§ **Exercise prompt**
Can you substitute "interface elements" for "UI elements" throughout the material, keeping everything else the same and omitting the pictures?

§ **Excerpts from a layout annotation set**

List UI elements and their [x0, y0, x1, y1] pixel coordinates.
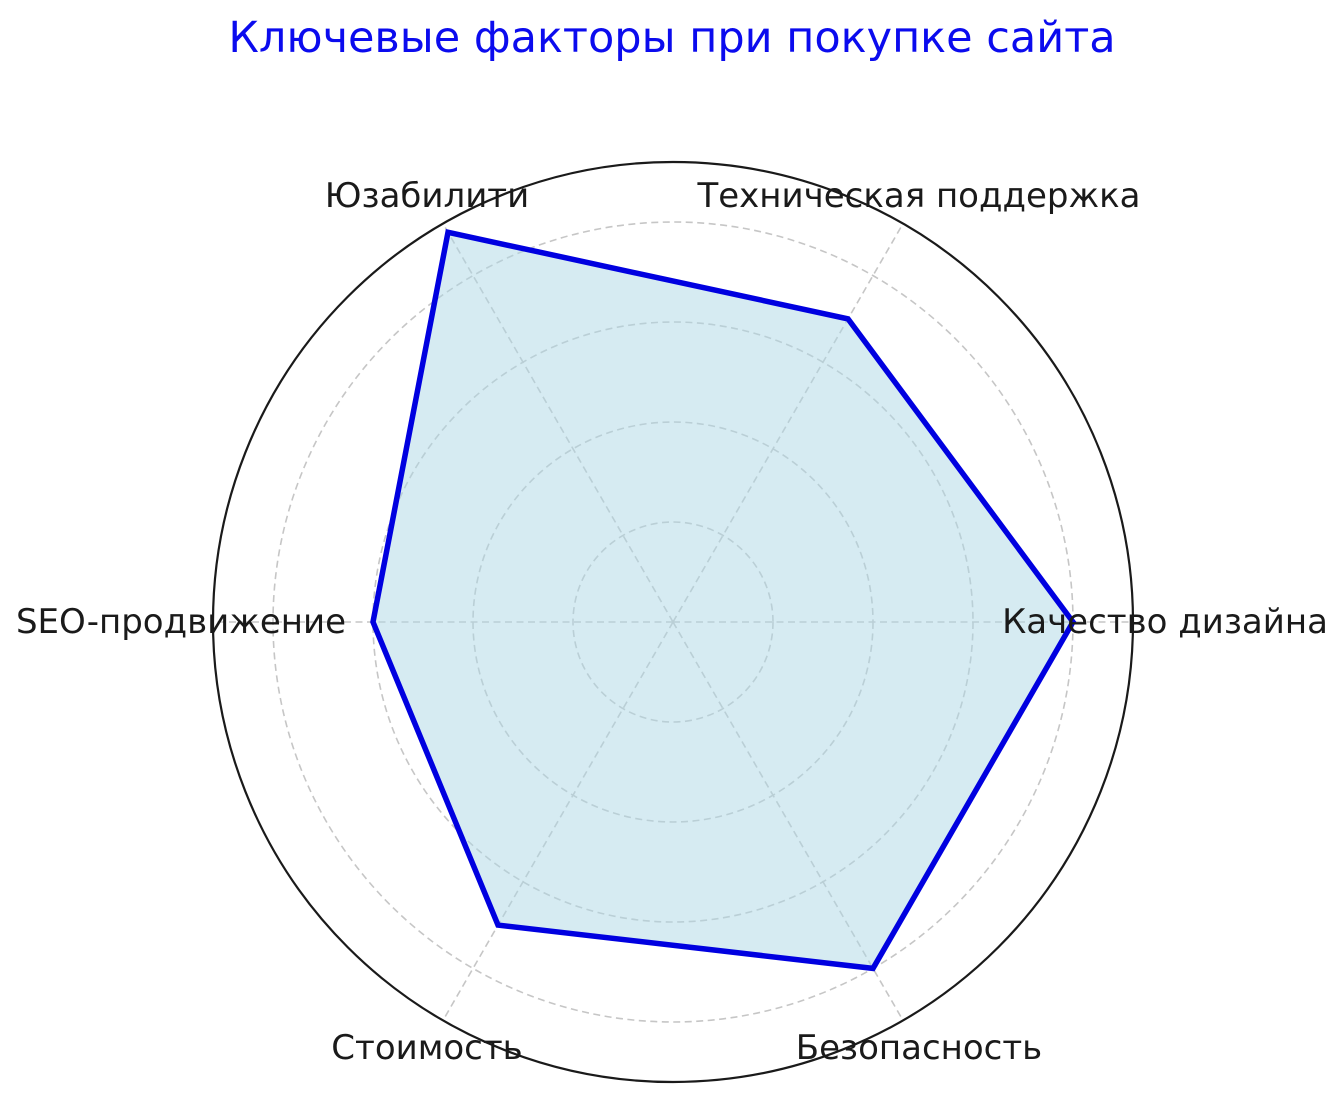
category-label-2: Юзабилити [325, 176, 529, 216]
category-label-5: Безопасность [796, 1028, 1042, 1068]
category-label-0: Качество дизайна [1002, 602, 1328, 642]
category-label-3: SEO-продвижение [16, 602, 346, 642]
polar-outline [211, 160, 1135, 1084]
category-label-4: Стоимость [331, 1028, 522, 1068]
data-polygon [370, 229, 1077, 972]
category-label-1: Техническая поддержка [696, 176, 1140, 216]
chart-title: Ключевые факторы при покупке сайта [228, 13, 1116, 63]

§ **Task output**
List interface elements and their [x0, y0, x1, y1] pixel coordinates.
category-label-2: Юзабилити [325, 176, 529, 216]
category-label-5: Безопасность [796, 1028, 1042, 1068]
category-label-0: Качество дизайна [1002, 602, 1328, 642]
category-label-3: SEO-продвижение [16, 602, 346, 642]
polar-outline [211, 160, 1135, 1084]
category-label-4: Стоимость [331, 1028, 522, 1068]
data-polygon [370, 229, 1077, 972]
category-label-1: Техническая поддержка [696, 176, 1140, 216]
chart-title: Ключевые факторы при покупке сайта [228, 13, 1116, 63]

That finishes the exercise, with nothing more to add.